--- Problem description ---
All of the lines below are to be transcribed faithfully, with pictures excluded from the copy.

--- Data ---
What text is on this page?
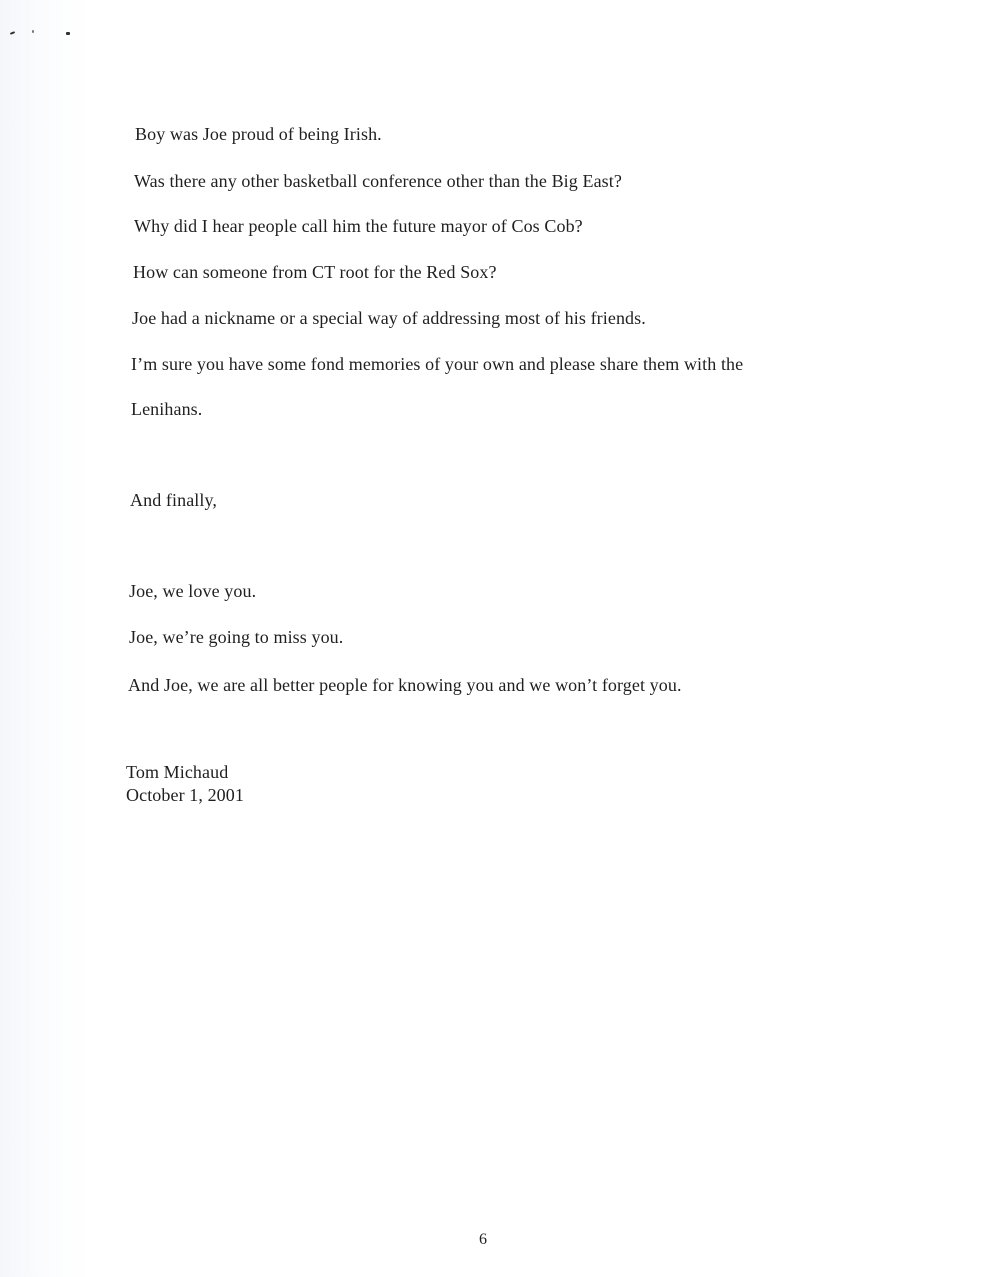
Boy was Joe proud of being Irish.
Was there any other basketball conference other than the Big East?
Why did I hear people call him the future mayor of Cos Cob?
How can someone from CT root for the Red Sox?
Joe had a nickname or a special way of addressing most of his friends.
I’m sure you have some fond memories of your own and please share them with the
Lenihans.
And finally,
Joe, we love you.
Joe, we’re going to miss you.
And Joe, we are all better people for knowing you and we won’t forget you.
Tom Michaud
October 1, 2001
6
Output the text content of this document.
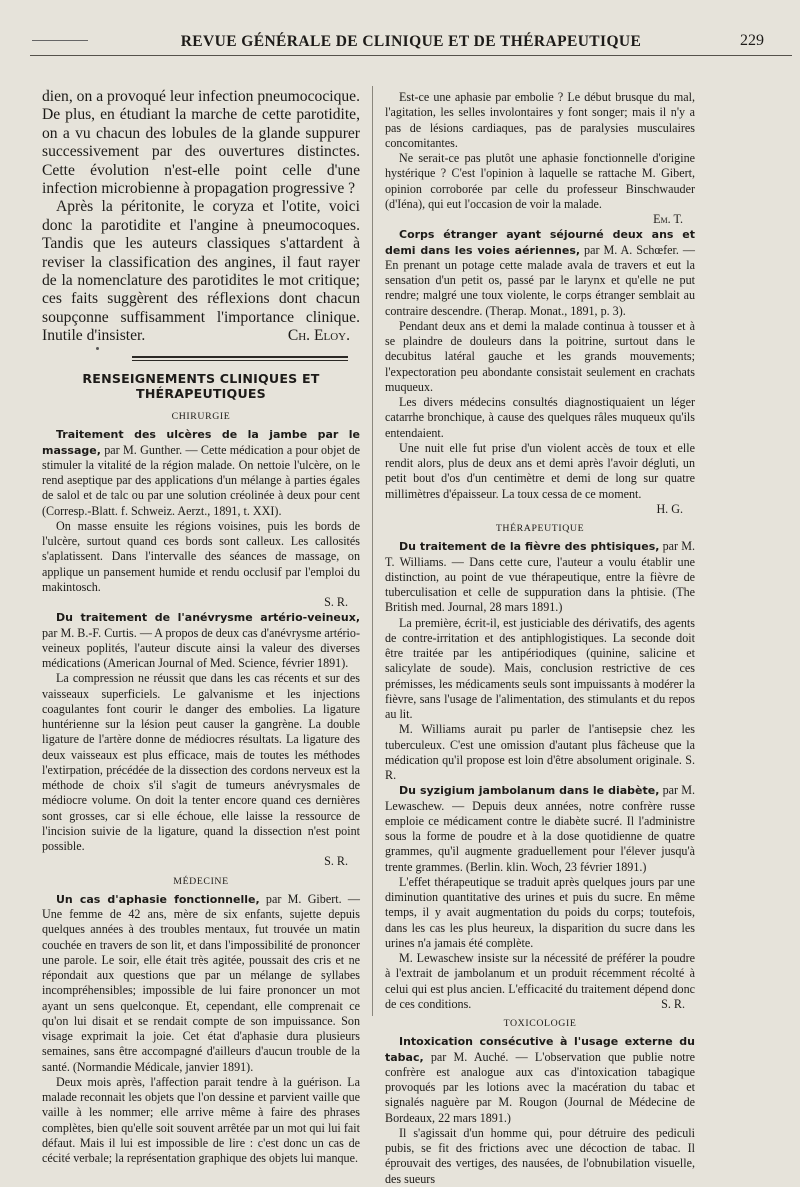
REVUE GÉNÉRALE DE CLINIQUE ET DE THÉRAPEUTIQUE	229

dien, on a provoqué leur infection pneumococique. De plus, en étudiant la marche de cette parotidite, on a vu chacun des lobules de la glande suppurer successivement par des ouvertures distinctes. Cette évolution n'est-elle point celle d'une infection microbienne à propagation progressive ?

Après la péritonite, le coryza et l'otite, voici donc la parotidite et l'angine à pneumocoques. Tandis que les auteurs classiques s'attardent à reviser la classification des angines, il faut rayer de la nomenclature des parotidites le mot critique; ces faits suggèrent des réflexions dont chacun soupçonne suffisamment l'importance clinique. Inutile d'insister.	Ch. Eloy.

RENSEIGNEMENTS CLINIQUES ET THÉRAPEUTIQUES

CHIRURGIE

Traitement des ulcères de la jambe par le massage, par M. Gunther. — Cette médication a pour objet de stimuler la vitalité de la région malade. On nettoie l'ulcère, on le rend aseptique par des applications d'un mélange à parties égales de salol et de talc ou par une solution créolinée à deux pour cent (Corresp.-Blatt. f. Schweiz. Aerzt., 1891, t. XXI).

On masse ensuite les régions voisines, puis les bords de l'ulcère, surtout quand ces bords sont calleux. Les callosités s'aplatissent. Dans l'intervalle des séances de massage, on applique un pansement humide et rendu occlusif par l'emploi du makintosch.

S. R.

Du traitement de l'anévrysme artério-veineux, par M. B.-F. Curtis. — A propos de deux cas d'anévrysme artério-veineux poplités, l'auteur discute ainsi la valeur des diverses médications (American Journal of Med. Science, février 1891).

La compression ne réussit que dans les cas récents et sur des vaisseaux superficiels. Le galvanisme et les injections coagulantes font courir le danger des embolies. La ligature huntérienne sur la lésion peut causer la gangrène. La double ligature de l'artère donne de médiocres résultats. La ligature des deux vaisseaux est plus efficace, mais de toutes les méthodes l'extirpation, précédée de la dissection des cordons nerveux est la méthode de choix s'il s'agit de tumeurs anévrysmales de médiocre volume. On doit la tenter encore quand ces dernières sont grosses, car si elle échoue, elle laisse la ressource de l'incision suivie de la ligature, quand la dissection n'est point possible.

S. R.

MÉDECINE

Un cas d'aphasie fonctionnelle, par M. Gibert. — Une femme de 42 ans, mère de six enfants, sujette depuis quelques années à des troubles mentaux, fut trouvée un matin couchée en travers de son lit, et dans l'impossibilité de prononcer une parole. Le soir, elle était très agitée, poussait des cris et ne répondait aux questions que par un mélange de syllabes incompréhensibles; impossible de lui faire prononcer un mot ayant un sens quelconque. Et, cependant, elle comprenait ce qu'on lui disait et se rendait compte de son impuissance. Son visage exprimait la joie. Cet état d'aphasie dura plusieurs semaines, sans être accompagné d'ailleurs d'aucun trouble de la santé. (Normandie Médicale, janvier 1891).

Deux mois après, l'affection parait tendre à la guérison. La malade reconnait les objets que l'on dessine et parvient vaille que vaille à les nommer; elle arrive même à faire des phrases complètes, bien qu'elle soit souvent arrêtée par un mot qui lui fait défaut. Mais il lui est impossible de lire : c'est donc un cas de cécité verbale; la représentation graphique des objets lui manque.

Est-ce une aphasie par embolie ? Le début brusque du mal, l'agitation, les selles involontaires y font songer; mais il n'y a pas de lésions cardiaques, pas de paralysies musculaires concomitantes.

Ne serait-ce pas plutôt une aphasie fonctionnelle d'origine hystérique ? C'est l'opinion à laquelle se rattache M. Gibert, opinion corroborée par celle du professeur Binschwauder (d'Iéna), qui eut l'occasion de voir la malade.

Em. T.

Corps étranger ayant séjourné deux ans et demi dans les voies aériennes, par M. A. Schœfer. — En prenant un potage cette malade avala de travers et eut la sensation d'un petit os, passé par le larynx et qu'elle ne put rendre; malgré une toux violente, le corps étranger semblait au contraire descendre. (Therap. Monat., 1891, p. 3).

Pendant deux ans et demi la malade continua à tousser et à se plaindre de douleurs dans la poitrine, surtout dans le decubitus latéral gauche et les grands mouvements; l'expectoration peu abondante consistait seulement en crachats muqueux.

Les divers médecins consultés diagnostiquaient un léger catarrhe bronchique, à cause des quelques râles muqueux qu'ils entendaient.

Une nuit elle fut prise d'un violent accès de toux et elle rendit alors, plus de deux ans et demi après l'avoir dégluti, un petit bout d'os d'un centimètre et demi de long sur quatre millimètres d'épaisseur. La toux cessa de ce moment.

H. G.

THÉRAPEUTIQUE

Du traitement de la fièvre des phtisiques, par M. T. Williams. — Dans cette cure, l'auteur a voulu établir une distinction, au point de vue thérapeutique, entre la fièvre de tuberculisation et celle de suppuration dans la phtisie. (The British med. Journal, 28 mars 1891.)

La première, écrit-il, est justiciable des dérivatifs, des agents de contre-irritation et des antiphlogistiques. La seconde doit être traitée par les antipériodiques (quinine, salicine et salicylate de soude). Mais, conclusion restrictive de ces prémisses, les médicaments seuls sont impuissants à modérer la fièvre, sans l'usage de l'alimentation, des stimulants et du repos au lit.

M. Williams aurait pu parler de l'antisepsie chez les tuberculeux. C'est une omission d'autant plus fâcheuse que la médication qu'il propose est loin d'être absolument originale. S. R.

Du syzigium jambolanum dans le diabète, par M. Lewaschew. — Depuis deux années, notre confrère russe emploie ce médicament contre le diabète sucré. Il l'administre sous la forme de poudre et à la dose quotidienne de quatre grammes, qu'il augmente graduellement pour l'élever jusqu'à trente grammes. (Berlin. klin. Woch, 23 février 1891.)

L'effet thérapeutique se traduit après quelques jours par une diminution quantitative des urines et puis du sucre. En même temps, il y avait augmentation du poids du corps; toutefois, dans les cas les plus heureux, la disparition du sucre dans les urines n'a jamais été complète.

M. Lewaschew insiste sur la nécessité de préférer la poudre à l'extrait de jambolanum et un produit récemment récolté à celui qui est plus ancien. L'efficacité du traitement dépend donc de ces conditions.	S. R.

TOXICOLOGIE

Intoxication consécutive à l'usage externe du tabac, par M. Auché. — L'observation que publie notre confrère est analogue aux cas d'intoxication tabagique provoqués par les lotions avec la macération du tabac et signalés naguère par M. Rougon (Journal de Médecine de Bordeaux, 22 mars 1891.)

Il s'agissait d'un homme qui, pour détruire des pediculi pubis, se fit des frictions avec une décoction de tabac. Il éprouvait des vertiges, des nausées, de l'obnubilation visuelle, des sueurs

--- Answer to this problem ---
What text is on this page?
Boy was Joe proud of being Irish.
Was there any other basketball conference other than the Big East?
Why did I hear people call him the future mayor of Cos Cob?
How can someone from CT root for the Red Sox?
Joe had a nickname or a special way of addressing most of his friends.
I’m sure you have some fond memories of your own and please share them with the
Lenihans.
And finally,
Joe, we love you.
Joe, we’re going to miss you.
And Joe, we are all better people for knowing you and we won’t forget you.
Tom Michaud
October 1, 2001
6
Output the text content of this document.
REVUE GÉNÉRALE DE CLINIQUE ET DE THÉRAPEUTIQUE	229

dien, on a provoqué leur infection pneumococique. De plus, en étudiant la marche de cette parotidite, on a vu chacun des lobules de la glande suppurer successivement par des ouvertures distinctes. Cette évolution n'est-elle point celle d'une infection microbienne à propagation progressive ?

Après la péritonite, le coryza et l'otite, voici donc la parotidite et l'angine à pneumocoques. Tandis que les auteurs classiques s'attardent à reviser la classification des angines, il faut rayer de la nomenclature des parotidites le mot critique; ces faits suggèrent des réflexions dont chacun soupçonne suffisamment l'importance clinique. Inutile d'insister.	Ch. Eloy.

RENSEIGNEMENTS CLINIQUES ET THÉRAPEUTIQUES

CHIRURGIE

Traitement des ulcères de la jambe par le massage, par M. Gunther. — Cette médication a pour objet de stimuler la vitalité de la région malade. On nettoie l'ulcère, on le rend aseptique par des applications d'un mélange à parties égales de salol et de talc ou par une solution créolinée à deux pour cent (Corresp.-Blatt. f. Schweiz. Aerzt., 1891, t. XXI).

On masse ensuite les régions voisines, puis les bords de l'ulcère, surtout quand ces bords sont calleux. Les callosités s'aplatissent. Dans l'intervalle des séances de massage, on applique un pansement humide et rendu occlusif par l'emploi du makintosch.

S. R.

Du traitement de l'anévrysme artério-veineux, par M. B.-F. Curtis. — A propos de deux cas d'anévrysme artério-veineux poplités, l'auteur discute ainsi la valeur des diverses médications (American Journal of Med. Science, février 1891).

La compression ne réussit que dans les cas récents et sur des vaisseaux superficiels. Le galvanisme et les injections coagulantes font courir le danger des embolies. La ligature huntérienne sur la lésion peut causer la gangrène. La double ligature de l'artère donne de médiocres résultats. La ligature des deux vaisseaux est plus efficace, mais de toutes les méthodes l'extirpation, précédée de la dissection des cordons nerveux est la méthode de choix s'il s'agit de tumeurs anévrysmales de médiocre volume. On doit la tenter encore quand ces dernières sont grosses, car si elle échoue, elle laisse la ressource de l'incision suivie de la ligature, quand la dissection n'est point possible.

S. R.

MÉDECINE

Un cas d'aphasie fonctionnelle, par M. Gibert. — Une femme de 42 ans, mère de six enfants, sujette depuis quelques années à des troubles mentaux, fut trouvée un matin couchée en travers de son lit, et dans l'impossibilité de prononcer une parole. Le soir, elle était très agitée, poussait des cris et ne répondait aux questions que par un mélange de syllabes incompréhensibles; impossible de lui faire prononcer un mot ayant un sens quelconque. Et, cependant, elle comprenait ce qu'on lui disait et se rendait compte de son impuissance. Son visage exprimait la joie. Cet état d'aphasie dura plusieurs semaines, sans être accompagné d'ailleurs d'aucun trouble de la santé. (Normandie Médicale, janvier 1891).

Deux mois après, l'affection parait tendre à la guérison. La malade reconnait les objets que l'on dessine et parvient vaille que vaille à les nommer; elle arrive même à faire des phrases complètes, bien qu'elle soit souvent arrêtée par un mot qui lui fait défaut. Mais il lui est impossible de lire : c'est donc un cas de cécité verbale; la représentation graphique des objets lui manque.

Est-ce une aphasie par embolie ? Le début brusque du mal, l'agitation, les selles involontaires y font songer; mais il n'y a pas de lésions cardiaques, pas de paralysies musculaires concomitantes.

Ne serait-ce pas plutôt une aphasie fonctionnelle d'origine hystérique ? C'est l'opinion à laquelle se rattache M. Gibert, opinion corroborée par celle du professeur Binschwauder (d'Iéna), qui eut l'occasion de voir la malade.

Em. T.

Corps étranger ayant séjourné deux ans et demi dans les voies aériennes, par M. A. Schœfer. — En prenant un potage cette malade avala de travers et eut la sensation d'un petit os, passé par le larynx et qu'elle ne put rendre; malgré une toux violente, le corps étranger semblait au contraire descendre. (Therap. Monat., 1891, p. 3).

Pendant deux ans et demi la malade continua à tousser et à se plaindre de douleurs dans la poitrine, surtout dans le decubitus latéral gauche et les grands mouvements; l'expectoration peu abondante consistait seulement en crachats muqueux.

Les divers médecins consultés diagnostiquaient un léger catarrhe bronchique, à cause des quelques râles muqueux qu'ils entendaient.

Une nuit elle fut prise d'un violent accès de toux et elle rendit alors, plus de deux ans et demi après l'avoir dégluti, un petit bout d'os d'un centimètre et demi de long sur quatre millimètres d'épaisseur. La toux cessa de ce moment.

H. G.

THÉRAPEUTIQUE

Du traitement de la fièvre des phtisiques, par M. T. Williams. — Dans cette cure, l'auteur a voulu établir une distinction, au point de vue thérapeutique, entre la fièvre de tuberculisation et celle de suppuration dans la phtisie. (The British med. Journal, 28 mars 1891.)

La première, écrit-il, est justiciable des dérivatifs, des agents de contre-irritation et des antiphlogistiques. La seconde doit être traitée par les antipériodiques (quinine, salicine et salicylate de soude). Mais, conclusion restrictive de ces prémisses, les médicaments seuls sont impuissants à modérer la fièvre, sans l'usage de l'alimentation, des stimulants et du repos au lit.

M. Williams aurait pu parler de l'antisepsie chez les tuberculeux. C'est une omission d'autant plus fâcheuse que la médication qu'il propose est loin d'être absolument originale. S. R.

Du syzigium jambolanum dans le diabète, par M. Lewaschew. — Depuis deux années, notre confrère russe emploie ce médicament contre le diabète sucré. Il l'administre sous la forme de poudre et à la dose quotidienne de quatre grammes, qu'il augmente graduellement pour l'élever jusqu'à trente grammes. (Berlin. klin. Woch, 23 février 1891.)

L'effet thérapeutique se traduit après quelques jours par une diminution quantitative des urines et puis du sucre. En même temps, il y avait augmentation du poids du corps; toutefois, dans les cas les plus heureux, la disparition du sucre dans les urines n'a jamais été complète.

M. Lewaschew insiste sur la nécessité de préférer la poudre à l'extrait de jambolanum et un produit récemment récolté à celui qui est plus ancien. L'efficacité du traitement dépend donc de ces conditions.	S. R.

TOXICOLOGIE

Intoxication consécutive à l'usage externe du tabac, par M. Auché. — L'observation que publie notre confrère est analogue aux cas d'intoxication tabagique provoqués par les lotions avec la macération du tabac et signalés naguère par M. Rougon (Journal de Médecine de Bordeaux, 22 mars 1891.)

Il s'agissait d'un homme qui, pour détruire des pediculi pubis, se fit des frictions avec une décoction de tabac. Il éprouvait des vertiges, des nausées, de l'obnubilation visuelle, des sueurs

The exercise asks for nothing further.